━━ DATASET RECORDS ━━
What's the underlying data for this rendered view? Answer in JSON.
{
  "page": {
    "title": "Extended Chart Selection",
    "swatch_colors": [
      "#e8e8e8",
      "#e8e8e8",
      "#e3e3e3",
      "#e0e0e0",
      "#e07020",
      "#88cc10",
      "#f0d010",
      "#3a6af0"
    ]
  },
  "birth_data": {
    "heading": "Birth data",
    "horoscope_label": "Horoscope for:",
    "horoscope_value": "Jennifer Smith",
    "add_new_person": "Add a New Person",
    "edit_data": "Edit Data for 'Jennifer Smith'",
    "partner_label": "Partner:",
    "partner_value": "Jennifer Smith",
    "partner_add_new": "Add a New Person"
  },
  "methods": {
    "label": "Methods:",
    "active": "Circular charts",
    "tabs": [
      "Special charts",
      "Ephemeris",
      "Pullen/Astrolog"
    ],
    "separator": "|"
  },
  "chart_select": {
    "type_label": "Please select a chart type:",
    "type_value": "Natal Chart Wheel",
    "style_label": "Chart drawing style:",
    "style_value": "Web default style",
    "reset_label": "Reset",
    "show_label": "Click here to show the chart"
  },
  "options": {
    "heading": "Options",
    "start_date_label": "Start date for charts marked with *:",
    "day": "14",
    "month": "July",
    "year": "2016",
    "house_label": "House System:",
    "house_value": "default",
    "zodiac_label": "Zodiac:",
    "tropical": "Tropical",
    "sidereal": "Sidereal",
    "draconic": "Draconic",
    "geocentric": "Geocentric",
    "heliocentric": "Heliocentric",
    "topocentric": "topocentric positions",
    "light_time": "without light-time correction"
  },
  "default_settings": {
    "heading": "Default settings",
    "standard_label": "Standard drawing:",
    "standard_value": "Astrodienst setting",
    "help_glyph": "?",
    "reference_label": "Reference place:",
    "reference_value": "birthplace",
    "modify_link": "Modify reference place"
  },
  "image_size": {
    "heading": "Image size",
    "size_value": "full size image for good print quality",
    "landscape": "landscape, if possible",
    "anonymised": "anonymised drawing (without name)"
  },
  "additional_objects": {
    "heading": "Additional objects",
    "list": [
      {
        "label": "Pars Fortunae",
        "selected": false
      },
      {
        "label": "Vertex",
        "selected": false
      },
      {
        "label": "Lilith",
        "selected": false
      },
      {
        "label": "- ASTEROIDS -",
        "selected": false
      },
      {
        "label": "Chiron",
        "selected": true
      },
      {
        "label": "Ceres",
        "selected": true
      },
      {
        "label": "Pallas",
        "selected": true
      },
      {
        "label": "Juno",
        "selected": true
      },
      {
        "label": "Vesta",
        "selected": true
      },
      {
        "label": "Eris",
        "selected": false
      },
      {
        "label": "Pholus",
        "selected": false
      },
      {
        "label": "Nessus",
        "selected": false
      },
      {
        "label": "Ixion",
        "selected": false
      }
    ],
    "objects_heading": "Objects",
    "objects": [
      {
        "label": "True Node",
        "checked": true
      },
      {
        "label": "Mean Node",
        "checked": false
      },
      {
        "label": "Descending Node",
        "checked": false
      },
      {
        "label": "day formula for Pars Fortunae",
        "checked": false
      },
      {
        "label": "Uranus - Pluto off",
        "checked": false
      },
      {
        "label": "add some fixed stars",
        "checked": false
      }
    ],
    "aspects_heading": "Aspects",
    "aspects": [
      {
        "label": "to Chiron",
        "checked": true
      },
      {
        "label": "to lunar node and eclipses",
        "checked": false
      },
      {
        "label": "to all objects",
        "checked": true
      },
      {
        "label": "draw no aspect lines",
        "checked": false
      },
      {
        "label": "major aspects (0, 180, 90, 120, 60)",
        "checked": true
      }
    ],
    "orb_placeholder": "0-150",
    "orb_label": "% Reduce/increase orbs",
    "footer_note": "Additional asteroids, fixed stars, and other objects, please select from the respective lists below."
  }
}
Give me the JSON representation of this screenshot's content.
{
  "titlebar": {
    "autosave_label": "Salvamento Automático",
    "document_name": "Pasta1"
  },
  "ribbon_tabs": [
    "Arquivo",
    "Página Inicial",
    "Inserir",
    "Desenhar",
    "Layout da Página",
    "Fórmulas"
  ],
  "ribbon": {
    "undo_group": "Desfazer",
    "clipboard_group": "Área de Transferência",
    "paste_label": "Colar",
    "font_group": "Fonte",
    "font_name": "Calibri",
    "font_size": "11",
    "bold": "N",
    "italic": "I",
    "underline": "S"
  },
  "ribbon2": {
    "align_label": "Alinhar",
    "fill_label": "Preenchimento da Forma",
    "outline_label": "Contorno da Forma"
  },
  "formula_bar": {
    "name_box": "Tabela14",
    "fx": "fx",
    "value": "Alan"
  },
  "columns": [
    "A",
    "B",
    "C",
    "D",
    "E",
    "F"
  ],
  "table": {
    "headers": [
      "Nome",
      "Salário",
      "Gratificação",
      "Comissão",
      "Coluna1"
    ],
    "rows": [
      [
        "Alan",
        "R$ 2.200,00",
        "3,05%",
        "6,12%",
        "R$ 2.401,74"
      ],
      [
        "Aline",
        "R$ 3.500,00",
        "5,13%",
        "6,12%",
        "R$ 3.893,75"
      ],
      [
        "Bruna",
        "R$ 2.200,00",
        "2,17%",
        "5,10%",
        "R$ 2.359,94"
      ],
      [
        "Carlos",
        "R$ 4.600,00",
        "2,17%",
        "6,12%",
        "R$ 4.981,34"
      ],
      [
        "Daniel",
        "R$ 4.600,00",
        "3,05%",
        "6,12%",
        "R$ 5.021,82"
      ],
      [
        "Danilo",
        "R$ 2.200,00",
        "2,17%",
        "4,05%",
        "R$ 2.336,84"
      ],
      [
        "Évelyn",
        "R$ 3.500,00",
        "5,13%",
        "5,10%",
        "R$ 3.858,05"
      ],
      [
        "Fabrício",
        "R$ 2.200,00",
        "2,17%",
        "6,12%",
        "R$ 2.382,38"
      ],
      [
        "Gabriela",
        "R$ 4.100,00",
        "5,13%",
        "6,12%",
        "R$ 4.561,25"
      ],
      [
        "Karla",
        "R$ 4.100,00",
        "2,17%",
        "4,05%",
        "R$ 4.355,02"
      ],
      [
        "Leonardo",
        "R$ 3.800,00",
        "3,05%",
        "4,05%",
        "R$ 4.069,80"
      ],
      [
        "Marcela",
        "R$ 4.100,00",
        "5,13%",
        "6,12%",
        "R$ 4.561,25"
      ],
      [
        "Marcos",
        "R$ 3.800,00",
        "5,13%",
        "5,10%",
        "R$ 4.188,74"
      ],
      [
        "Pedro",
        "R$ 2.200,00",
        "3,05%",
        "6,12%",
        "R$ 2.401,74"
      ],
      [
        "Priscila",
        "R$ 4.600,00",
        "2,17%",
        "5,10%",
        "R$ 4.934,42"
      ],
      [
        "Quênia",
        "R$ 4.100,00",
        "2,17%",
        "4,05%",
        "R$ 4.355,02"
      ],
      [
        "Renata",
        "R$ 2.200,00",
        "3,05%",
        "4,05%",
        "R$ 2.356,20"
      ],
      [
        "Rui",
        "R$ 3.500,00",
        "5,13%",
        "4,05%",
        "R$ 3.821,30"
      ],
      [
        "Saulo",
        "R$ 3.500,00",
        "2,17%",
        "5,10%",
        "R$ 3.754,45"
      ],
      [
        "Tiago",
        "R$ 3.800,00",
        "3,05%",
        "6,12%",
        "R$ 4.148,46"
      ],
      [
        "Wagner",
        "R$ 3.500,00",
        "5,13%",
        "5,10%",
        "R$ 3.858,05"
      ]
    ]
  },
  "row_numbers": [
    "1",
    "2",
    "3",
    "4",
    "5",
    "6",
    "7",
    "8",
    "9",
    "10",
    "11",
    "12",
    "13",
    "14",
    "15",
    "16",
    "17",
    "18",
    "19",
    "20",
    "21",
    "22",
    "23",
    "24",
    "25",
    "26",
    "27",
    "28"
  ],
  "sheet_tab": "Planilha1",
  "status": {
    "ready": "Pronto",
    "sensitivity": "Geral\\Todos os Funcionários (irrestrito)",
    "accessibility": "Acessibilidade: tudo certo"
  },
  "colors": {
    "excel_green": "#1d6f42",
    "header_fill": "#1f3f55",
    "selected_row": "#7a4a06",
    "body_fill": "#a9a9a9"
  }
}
━━━
WHAT YOU SHOULD DO :: Which lines hold the word "drawing"? Return all of them from the records above.

CORRECT RESULT ::
    "style_label": "Chart drawing style:",
    "standard_label": "Standard drawing:",
    "anonymised": "anonymised drawing (without name)"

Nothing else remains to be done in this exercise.